_Stated goal_
Take from the listing each line that has the string "text".

begin Provided records

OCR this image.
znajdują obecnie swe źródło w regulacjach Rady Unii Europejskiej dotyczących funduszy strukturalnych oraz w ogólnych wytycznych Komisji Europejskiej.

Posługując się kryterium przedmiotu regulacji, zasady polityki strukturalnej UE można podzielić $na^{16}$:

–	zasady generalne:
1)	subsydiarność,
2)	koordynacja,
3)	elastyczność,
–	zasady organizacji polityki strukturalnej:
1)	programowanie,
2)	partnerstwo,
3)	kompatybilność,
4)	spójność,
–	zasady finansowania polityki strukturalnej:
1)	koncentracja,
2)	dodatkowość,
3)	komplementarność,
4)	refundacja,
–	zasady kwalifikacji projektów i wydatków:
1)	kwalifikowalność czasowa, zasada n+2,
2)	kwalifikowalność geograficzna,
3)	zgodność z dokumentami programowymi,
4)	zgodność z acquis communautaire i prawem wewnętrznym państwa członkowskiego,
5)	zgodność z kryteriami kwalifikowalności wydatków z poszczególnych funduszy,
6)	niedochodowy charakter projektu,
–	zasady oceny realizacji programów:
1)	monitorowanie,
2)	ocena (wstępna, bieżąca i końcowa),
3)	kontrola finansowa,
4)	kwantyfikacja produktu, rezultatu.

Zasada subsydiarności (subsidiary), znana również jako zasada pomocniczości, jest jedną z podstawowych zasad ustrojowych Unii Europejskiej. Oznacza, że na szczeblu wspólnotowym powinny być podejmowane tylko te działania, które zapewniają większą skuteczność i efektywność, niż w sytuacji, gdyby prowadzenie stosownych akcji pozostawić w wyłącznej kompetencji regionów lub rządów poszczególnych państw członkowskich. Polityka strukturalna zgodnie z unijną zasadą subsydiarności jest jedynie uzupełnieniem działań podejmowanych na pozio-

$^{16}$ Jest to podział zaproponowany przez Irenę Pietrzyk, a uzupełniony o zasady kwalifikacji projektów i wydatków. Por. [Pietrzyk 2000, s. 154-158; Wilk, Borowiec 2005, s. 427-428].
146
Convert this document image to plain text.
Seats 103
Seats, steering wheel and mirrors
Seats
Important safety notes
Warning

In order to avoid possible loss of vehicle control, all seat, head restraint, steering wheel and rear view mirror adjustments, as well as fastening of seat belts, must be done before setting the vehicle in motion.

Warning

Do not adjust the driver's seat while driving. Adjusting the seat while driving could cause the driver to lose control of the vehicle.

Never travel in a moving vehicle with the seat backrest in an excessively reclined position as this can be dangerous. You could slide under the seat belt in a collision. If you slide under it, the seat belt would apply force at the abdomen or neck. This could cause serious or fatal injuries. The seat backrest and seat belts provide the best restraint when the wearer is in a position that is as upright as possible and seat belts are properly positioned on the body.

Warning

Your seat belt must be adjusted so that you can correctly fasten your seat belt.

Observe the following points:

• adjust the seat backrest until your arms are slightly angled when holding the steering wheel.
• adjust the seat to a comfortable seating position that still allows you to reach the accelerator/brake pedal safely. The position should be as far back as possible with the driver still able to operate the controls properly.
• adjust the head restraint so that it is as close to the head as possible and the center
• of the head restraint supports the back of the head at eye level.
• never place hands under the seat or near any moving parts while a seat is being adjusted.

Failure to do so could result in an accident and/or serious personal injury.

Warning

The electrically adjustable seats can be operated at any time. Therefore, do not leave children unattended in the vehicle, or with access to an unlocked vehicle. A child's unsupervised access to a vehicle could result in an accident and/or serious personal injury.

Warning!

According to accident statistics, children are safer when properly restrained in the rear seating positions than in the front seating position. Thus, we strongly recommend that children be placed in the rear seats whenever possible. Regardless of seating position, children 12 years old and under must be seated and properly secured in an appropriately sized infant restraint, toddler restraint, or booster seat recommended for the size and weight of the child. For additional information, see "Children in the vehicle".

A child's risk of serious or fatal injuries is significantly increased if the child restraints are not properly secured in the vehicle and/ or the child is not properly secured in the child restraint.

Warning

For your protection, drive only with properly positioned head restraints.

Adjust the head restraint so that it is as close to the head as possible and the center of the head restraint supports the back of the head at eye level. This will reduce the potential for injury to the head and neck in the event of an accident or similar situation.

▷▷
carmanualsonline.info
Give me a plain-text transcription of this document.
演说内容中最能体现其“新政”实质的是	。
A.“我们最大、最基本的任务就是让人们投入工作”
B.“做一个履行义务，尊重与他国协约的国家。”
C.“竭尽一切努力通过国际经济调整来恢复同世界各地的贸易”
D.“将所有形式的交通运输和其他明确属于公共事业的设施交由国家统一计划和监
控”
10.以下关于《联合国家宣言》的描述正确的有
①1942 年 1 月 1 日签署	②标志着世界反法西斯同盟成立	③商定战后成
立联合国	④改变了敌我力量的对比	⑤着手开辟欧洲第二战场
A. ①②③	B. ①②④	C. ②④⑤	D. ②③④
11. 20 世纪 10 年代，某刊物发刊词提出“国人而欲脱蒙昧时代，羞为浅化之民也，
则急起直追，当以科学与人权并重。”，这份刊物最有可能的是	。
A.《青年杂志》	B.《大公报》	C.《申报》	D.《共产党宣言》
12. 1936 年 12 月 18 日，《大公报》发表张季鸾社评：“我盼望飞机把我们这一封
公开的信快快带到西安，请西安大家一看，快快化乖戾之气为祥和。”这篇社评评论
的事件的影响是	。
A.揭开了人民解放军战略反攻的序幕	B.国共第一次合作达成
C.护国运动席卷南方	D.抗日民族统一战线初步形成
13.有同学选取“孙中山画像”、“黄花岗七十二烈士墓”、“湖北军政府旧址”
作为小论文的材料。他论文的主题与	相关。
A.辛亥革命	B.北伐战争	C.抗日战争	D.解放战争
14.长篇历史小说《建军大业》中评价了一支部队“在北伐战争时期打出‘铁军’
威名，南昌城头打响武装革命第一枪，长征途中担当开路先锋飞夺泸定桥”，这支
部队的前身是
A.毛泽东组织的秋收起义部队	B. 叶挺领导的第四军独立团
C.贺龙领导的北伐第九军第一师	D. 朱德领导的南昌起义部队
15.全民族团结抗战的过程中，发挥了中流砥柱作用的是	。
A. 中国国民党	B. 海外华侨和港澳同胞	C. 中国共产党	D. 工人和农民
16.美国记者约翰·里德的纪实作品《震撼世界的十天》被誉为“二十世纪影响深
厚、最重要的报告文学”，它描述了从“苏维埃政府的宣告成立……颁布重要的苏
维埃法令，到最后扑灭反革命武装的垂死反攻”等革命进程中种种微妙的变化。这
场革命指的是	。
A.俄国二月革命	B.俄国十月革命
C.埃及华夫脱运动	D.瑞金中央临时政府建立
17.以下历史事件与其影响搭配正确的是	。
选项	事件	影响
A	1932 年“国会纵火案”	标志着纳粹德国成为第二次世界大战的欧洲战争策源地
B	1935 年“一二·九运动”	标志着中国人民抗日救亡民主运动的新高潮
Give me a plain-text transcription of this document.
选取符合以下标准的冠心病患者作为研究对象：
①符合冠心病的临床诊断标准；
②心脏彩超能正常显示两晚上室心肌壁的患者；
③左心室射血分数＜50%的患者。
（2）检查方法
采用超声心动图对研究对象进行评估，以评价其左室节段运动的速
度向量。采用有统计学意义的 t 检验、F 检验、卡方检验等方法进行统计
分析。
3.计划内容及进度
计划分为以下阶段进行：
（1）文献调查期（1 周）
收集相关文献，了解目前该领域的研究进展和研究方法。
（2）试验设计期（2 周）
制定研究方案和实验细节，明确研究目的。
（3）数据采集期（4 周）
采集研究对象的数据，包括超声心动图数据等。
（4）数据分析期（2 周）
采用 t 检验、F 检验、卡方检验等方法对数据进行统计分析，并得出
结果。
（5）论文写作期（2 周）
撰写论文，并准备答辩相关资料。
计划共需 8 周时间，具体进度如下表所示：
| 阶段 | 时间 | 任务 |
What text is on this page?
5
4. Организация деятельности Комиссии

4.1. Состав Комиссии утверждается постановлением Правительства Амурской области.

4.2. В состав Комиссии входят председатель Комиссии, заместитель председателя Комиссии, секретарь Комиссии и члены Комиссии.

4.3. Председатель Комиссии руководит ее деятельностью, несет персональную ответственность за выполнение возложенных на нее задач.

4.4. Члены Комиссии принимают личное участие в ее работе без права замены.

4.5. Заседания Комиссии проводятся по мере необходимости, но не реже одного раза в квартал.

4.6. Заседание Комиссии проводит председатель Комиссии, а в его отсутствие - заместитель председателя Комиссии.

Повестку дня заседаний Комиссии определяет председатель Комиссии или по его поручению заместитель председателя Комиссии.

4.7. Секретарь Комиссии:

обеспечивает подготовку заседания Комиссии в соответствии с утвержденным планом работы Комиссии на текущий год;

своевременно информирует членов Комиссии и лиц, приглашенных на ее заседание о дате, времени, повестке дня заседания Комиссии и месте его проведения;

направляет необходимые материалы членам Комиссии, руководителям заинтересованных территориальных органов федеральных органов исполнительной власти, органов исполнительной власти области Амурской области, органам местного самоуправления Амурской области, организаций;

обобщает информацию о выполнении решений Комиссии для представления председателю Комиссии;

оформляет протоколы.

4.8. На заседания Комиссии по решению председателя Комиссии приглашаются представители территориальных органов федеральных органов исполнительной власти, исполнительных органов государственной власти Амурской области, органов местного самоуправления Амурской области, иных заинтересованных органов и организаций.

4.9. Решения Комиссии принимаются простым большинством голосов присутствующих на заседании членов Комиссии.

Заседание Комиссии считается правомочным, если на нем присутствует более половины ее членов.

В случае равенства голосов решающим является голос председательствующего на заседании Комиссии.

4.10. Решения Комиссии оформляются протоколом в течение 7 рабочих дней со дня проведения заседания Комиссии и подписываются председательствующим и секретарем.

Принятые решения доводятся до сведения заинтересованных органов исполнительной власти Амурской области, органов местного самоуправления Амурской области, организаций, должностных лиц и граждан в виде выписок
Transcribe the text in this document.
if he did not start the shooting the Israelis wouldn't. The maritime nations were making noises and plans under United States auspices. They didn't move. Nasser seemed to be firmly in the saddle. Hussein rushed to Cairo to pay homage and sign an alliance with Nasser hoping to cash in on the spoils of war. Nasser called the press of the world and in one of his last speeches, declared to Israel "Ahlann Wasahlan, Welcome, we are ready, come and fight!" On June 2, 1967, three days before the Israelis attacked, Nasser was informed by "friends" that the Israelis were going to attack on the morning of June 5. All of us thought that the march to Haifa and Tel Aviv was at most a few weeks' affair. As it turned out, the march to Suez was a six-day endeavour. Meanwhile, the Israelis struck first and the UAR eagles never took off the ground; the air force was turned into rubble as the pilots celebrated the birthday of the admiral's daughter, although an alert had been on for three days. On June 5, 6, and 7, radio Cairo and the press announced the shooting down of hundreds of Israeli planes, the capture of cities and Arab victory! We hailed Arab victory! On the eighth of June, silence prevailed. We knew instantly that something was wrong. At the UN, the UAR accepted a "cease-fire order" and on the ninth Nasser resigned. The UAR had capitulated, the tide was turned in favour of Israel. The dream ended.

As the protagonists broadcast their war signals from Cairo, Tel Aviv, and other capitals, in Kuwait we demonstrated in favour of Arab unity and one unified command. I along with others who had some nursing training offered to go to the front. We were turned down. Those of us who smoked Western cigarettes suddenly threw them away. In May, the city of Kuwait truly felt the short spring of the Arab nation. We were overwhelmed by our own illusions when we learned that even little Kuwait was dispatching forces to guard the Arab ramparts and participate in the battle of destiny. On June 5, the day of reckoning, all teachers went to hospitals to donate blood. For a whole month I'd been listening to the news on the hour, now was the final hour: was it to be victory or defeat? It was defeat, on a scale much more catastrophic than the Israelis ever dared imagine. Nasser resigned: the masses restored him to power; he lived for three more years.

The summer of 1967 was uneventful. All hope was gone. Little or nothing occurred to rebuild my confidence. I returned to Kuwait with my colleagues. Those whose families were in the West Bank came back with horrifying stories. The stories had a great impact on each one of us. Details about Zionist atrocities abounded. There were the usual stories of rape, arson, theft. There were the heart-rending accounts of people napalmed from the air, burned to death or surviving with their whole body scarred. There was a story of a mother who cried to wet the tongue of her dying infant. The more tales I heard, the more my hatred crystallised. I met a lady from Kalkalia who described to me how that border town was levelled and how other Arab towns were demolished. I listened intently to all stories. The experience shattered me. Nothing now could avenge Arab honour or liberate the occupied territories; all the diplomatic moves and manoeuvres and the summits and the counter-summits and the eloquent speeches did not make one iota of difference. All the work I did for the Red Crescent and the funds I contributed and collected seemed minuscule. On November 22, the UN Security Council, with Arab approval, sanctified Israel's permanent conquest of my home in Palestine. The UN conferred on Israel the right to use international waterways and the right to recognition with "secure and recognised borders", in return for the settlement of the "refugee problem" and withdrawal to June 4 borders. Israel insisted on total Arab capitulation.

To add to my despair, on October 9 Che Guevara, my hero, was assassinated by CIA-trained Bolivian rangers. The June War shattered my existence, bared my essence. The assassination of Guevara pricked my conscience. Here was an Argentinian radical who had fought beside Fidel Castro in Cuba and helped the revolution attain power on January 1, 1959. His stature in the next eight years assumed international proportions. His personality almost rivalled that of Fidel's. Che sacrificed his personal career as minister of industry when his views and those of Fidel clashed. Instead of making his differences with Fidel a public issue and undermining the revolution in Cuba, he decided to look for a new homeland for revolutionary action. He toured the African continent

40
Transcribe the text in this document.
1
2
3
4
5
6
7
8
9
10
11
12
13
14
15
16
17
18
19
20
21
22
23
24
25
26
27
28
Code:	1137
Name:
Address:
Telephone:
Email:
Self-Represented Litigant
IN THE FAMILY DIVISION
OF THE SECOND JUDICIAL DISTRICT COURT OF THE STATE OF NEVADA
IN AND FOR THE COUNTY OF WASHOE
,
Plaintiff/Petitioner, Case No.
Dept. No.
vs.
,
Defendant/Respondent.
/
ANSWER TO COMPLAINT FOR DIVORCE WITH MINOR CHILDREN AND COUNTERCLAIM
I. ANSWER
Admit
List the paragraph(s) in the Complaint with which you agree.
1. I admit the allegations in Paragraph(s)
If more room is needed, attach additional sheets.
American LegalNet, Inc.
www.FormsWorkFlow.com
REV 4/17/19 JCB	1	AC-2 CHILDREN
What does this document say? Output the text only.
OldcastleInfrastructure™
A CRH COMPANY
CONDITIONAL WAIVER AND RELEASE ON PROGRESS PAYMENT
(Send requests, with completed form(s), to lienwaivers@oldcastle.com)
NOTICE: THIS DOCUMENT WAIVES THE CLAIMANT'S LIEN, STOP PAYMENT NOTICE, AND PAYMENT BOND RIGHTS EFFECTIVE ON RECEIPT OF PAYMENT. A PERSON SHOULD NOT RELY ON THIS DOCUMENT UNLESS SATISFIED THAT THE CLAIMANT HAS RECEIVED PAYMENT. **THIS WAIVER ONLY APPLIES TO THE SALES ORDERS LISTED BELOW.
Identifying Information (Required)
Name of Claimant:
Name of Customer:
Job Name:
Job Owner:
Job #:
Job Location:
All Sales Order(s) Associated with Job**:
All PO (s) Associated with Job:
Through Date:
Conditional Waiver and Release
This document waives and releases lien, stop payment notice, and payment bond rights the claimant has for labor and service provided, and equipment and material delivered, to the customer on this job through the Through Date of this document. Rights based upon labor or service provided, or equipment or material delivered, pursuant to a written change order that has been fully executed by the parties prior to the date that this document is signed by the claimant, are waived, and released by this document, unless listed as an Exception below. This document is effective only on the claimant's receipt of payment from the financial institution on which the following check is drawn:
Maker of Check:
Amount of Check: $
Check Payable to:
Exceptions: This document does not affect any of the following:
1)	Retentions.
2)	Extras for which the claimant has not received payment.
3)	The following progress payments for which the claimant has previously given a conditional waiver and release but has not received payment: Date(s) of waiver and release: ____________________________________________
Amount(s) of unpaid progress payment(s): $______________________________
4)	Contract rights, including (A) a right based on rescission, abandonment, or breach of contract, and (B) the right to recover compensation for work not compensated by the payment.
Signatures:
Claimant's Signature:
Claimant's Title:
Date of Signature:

end Provided records

_Solution to the problem_
Convert this document image to plain text.
Give me a plain-text transcription of this document.
Give me a plain-text transcription of this document.
What text is on this page?
Transcribe the text in this document.
Transcribe the text in this document.
What does this document say? Output the text only.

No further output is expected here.